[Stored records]
———
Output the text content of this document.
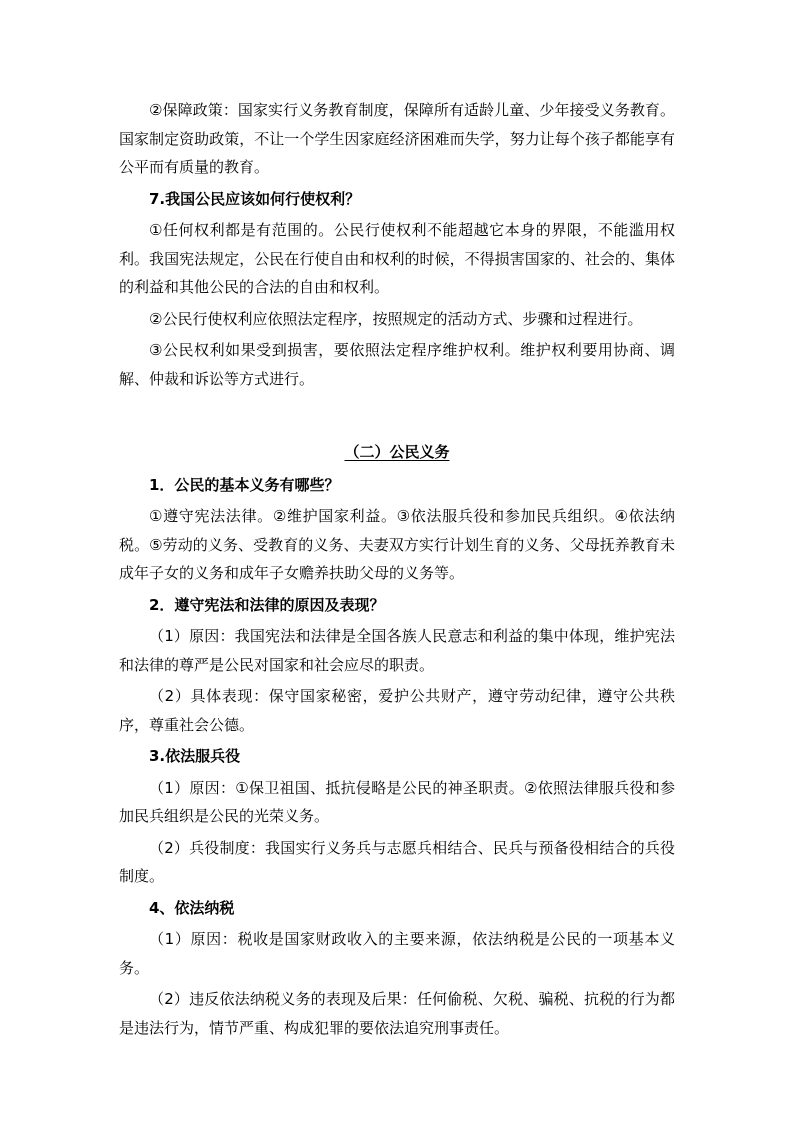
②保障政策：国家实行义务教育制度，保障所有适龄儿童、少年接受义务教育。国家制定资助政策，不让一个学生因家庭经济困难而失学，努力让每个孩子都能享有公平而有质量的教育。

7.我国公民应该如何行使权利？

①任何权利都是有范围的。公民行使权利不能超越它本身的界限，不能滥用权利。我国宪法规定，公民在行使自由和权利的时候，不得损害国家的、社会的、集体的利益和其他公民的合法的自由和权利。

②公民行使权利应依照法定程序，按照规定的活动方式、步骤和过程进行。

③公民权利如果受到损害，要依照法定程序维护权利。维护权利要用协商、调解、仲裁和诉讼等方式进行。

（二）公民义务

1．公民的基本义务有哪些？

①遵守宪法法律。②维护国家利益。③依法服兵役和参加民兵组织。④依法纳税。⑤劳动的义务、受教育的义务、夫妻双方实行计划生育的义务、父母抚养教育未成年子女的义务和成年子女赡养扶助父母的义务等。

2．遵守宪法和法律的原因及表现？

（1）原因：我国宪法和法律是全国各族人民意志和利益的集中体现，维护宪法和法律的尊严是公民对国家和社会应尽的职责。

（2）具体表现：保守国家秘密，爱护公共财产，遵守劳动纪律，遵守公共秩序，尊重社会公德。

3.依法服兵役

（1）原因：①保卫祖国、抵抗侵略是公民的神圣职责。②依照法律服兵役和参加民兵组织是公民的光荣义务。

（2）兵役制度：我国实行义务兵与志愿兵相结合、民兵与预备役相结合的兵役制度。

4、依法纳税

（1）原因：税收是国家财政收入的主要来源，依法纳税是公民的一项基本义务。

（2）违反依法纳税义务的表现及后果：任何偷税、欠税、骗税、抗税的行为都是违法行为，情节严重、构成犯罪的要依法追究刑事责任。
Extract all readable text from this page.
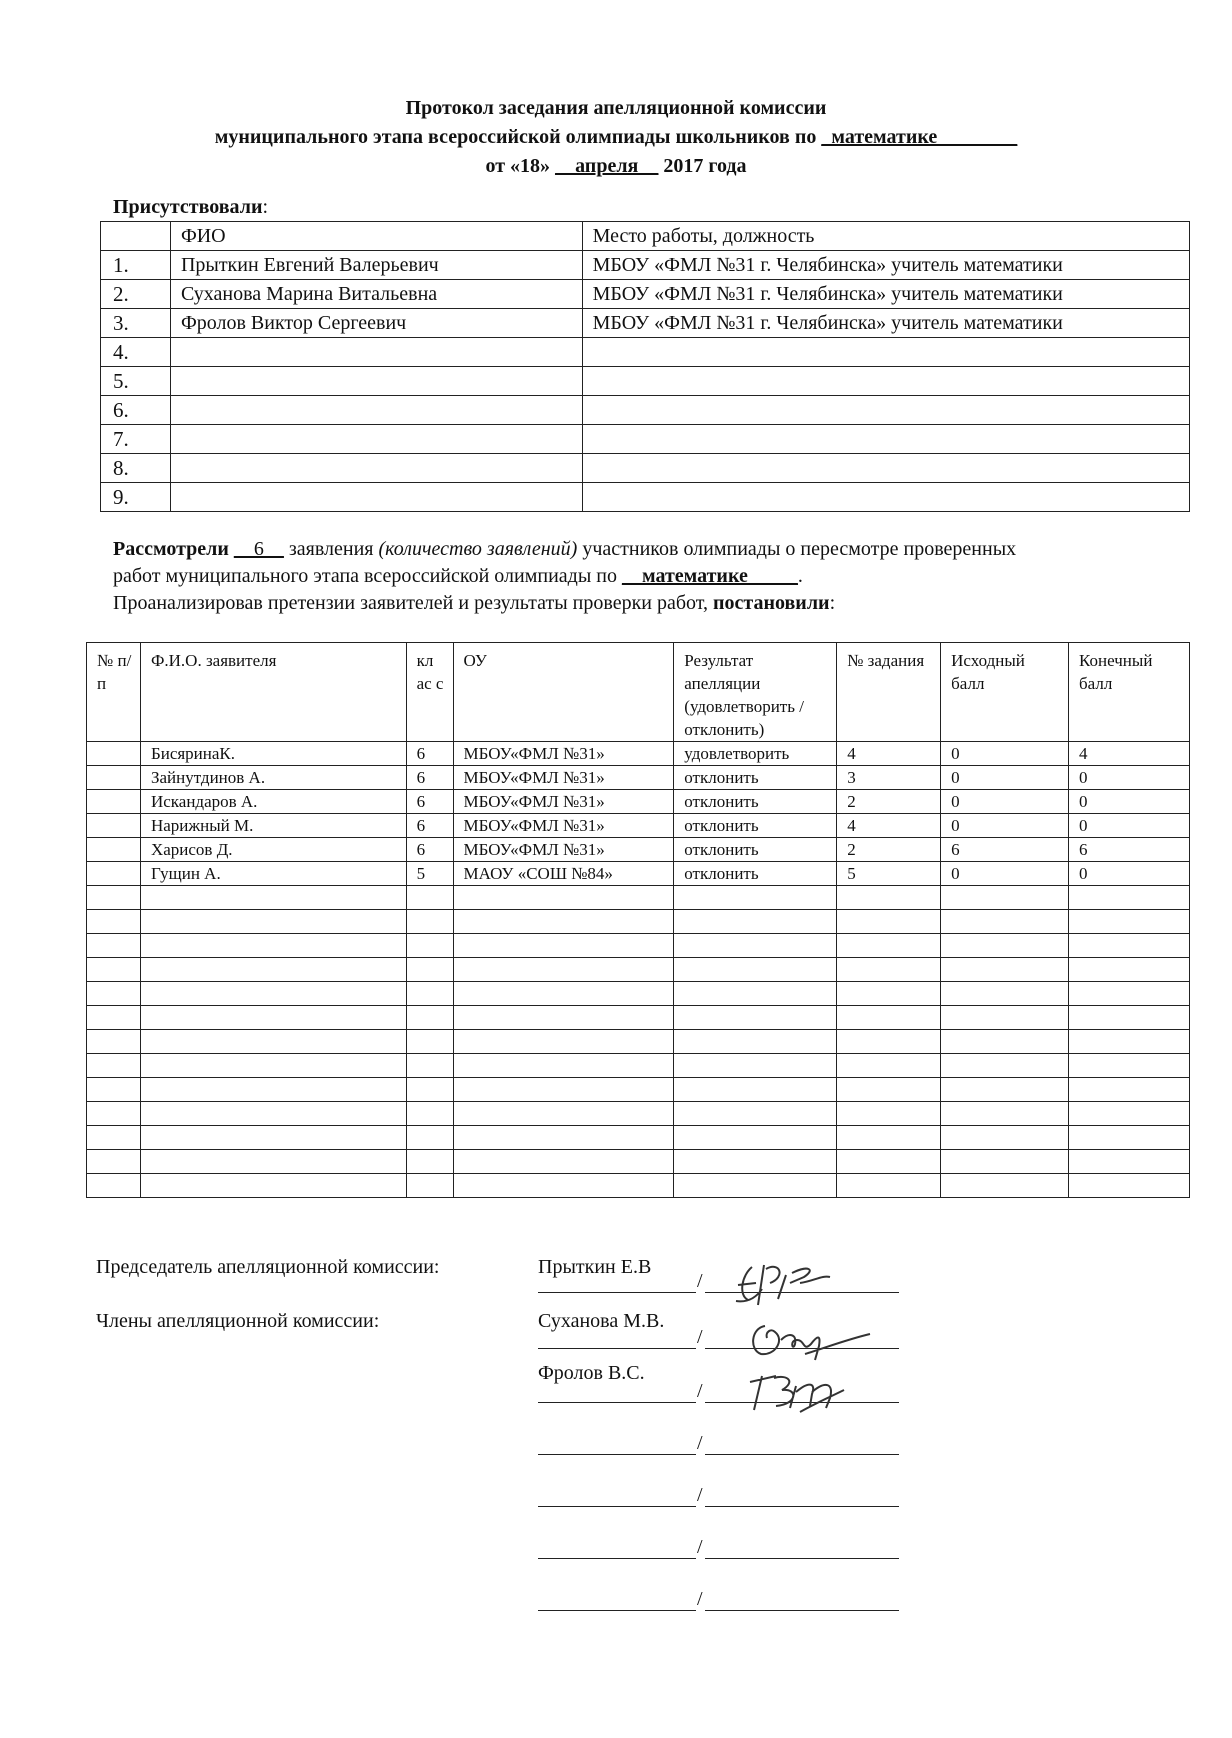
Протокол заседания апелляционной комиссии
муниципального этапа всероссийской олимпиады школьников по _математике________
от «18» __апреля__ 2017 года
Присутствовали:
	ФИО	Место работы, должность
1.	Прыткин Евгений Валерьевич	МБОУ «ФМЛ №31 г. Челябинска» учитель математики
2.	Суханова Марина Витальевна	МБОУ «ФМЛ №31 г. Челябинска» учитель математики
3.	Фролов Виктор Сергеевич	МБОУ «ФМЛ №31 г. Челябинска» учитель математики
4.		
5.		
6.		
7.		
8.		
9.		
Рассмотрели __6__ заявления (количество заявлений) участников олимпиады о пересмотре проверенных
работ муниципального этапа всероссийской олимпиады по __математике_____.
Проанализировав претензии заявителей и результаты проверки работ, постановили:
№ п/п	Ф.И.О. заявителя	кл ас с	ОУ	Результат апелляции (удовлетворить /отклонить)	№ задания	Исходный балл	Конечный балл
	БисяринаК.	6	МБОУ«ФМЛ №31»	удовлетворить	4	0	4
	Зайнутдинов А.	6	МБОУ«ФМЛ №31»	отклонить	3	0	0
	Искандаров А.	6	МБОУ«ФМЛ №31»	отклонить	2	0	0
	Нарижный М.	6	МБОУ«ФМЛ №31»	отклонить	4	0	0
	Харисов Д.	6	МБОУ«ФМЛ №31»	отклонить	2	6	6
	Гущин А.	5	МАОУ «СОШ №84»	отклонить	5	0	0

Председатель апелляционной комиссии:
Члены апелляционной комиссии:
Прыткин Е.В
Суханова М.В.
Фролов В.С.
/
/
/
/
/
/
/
———
## YOUR TASK
Copy the records above exactly, leaving out every picture.

## CORRECT RESULT
Output the text content of this document.
②保障政策：国家实行义务教育制度，保障所有适龄儿童、少年接受义务教育。国家制定资助政策，不让一个学生因家庭经济困难而失学，努力让每个孩子都能享有公平而有质量的教育。

7.我国公民应该如何行使权利？

①任何权利都是有范围的。公民行使权利不能超越它本身的界限，不能滥用权利。我国宪法规定，公民在行使自由和权利的时候，不得损害国家的、社会的、集体的利益和其他公民的合法的自由和权利。

②公民行使权利应依照法定程序，按照规定的活动方式、步骤和过程进行。

③公民权利如果受到损害，要依照法定程序维护权利。维护权利要用协商、调解、仲裁和诉讼等方式进行。

（二）公民义务

1．公民的基本义务有哪些？

①遵守宪法法律。②维护国家利益。③依法服兵役和参加民兵组织。④依法纳税。⑤劳动的义务、受教育的义务、夫妻双方实行计划生育的义务、父母抚养教育未成年子女的义务和成年子女赡养扶助父母的义务等。

2．遵守宪法和法律的原因及表现？

（1）原因：我国宪法和法律是全国各族人民意志和利益的集中体现，维护宪法和法律的尊严是公民对国家和社会应尽的职责。

（2）具体表现：保守国家秘密，爱护公共财产，遵守劳动纪律，遵守公共秩序，尊重社会公德。

3.依法服兵役

（1）原因：①保卫祖国、抵抗侵略是公民的神圣职责。②依照法律服兵役和参加民兵组织是公民的光荣义务。

（2）兵役制度：我国实行义务兵与志愿兵相结合、民兵与预备役相结合的兵役制度。

4、依法纳税

（1）原因：税收是国家财政收入的主要来源，依法纳税是公民的一项基本义务。

（2）违反依法纳税义务的表现及后果：任何偷税、欠税、骗税、抗税的行为都是违法行为，情节严重、构成犯罪的要依法追究刑事责任。
Extract all readable text from this page.
Протокол заседания апелляционной комиссии
муниципального этапа всероссийской олимпиады школьников по _математике________
от «18» __апреля__ 2017 года
Присутствовали:
	ФИО	Место работы, должность
1.	Прыткин Евгений Валерьевич	МБОУ «ФМЛ №31 г. Челябинска» учитель математики
2.	Суханова Марина Витальевна	МБОУ «ФМЛ №31 г. Челябинска» учитель математики
3.	Фролов Виктор Сергеевич	МБОУ «ФМЛ №31 г. Челябинска» учитель математики
4.		
5.		
6.		
7.		
8.		
9.		
Рассмотрели __6__ заявления (количество заявлений) участников олимпиады о пересмотре проверенных
работ муниципального этапа всероссийской олимпиады по __математике_____.
Проанализировав претензии заявителей и результаты проверки работ, постановили:
№ п/п	Ф.И.О. заявителя	кл ас с	ОУ	Результат апелляции (удовлетворить /отклонить)	№ задания	Исходный балл	Конечный балл
	БисяринаК.	6	МБОУ«ФМЛ №31»	удовлетворить	4	0	4
	Зайнутдинов А.	6	МБОУ«ФМЛ №31»	отклонить	3	0	0
	Искандаров А.	6	МБОУ«ФМЛ №31»	отклонить	2	0	0
	Нарижный М.	6	МБОУ«ФМЛ №31»	отклонить	4	0	0
	Харисов Д.	6	МБОУ«ФМЛ №31»	отклонить	2	6	6
	Гущин А.	5	МАОУ «СОШ №84»	отклонить	5	0	0

Председатель апелляционной комиссии:
Члены апелляционной комиссии:
Прыткин Е.В
Суханова М.В.
Фролов В.С.
/
/
/
/
/
/
/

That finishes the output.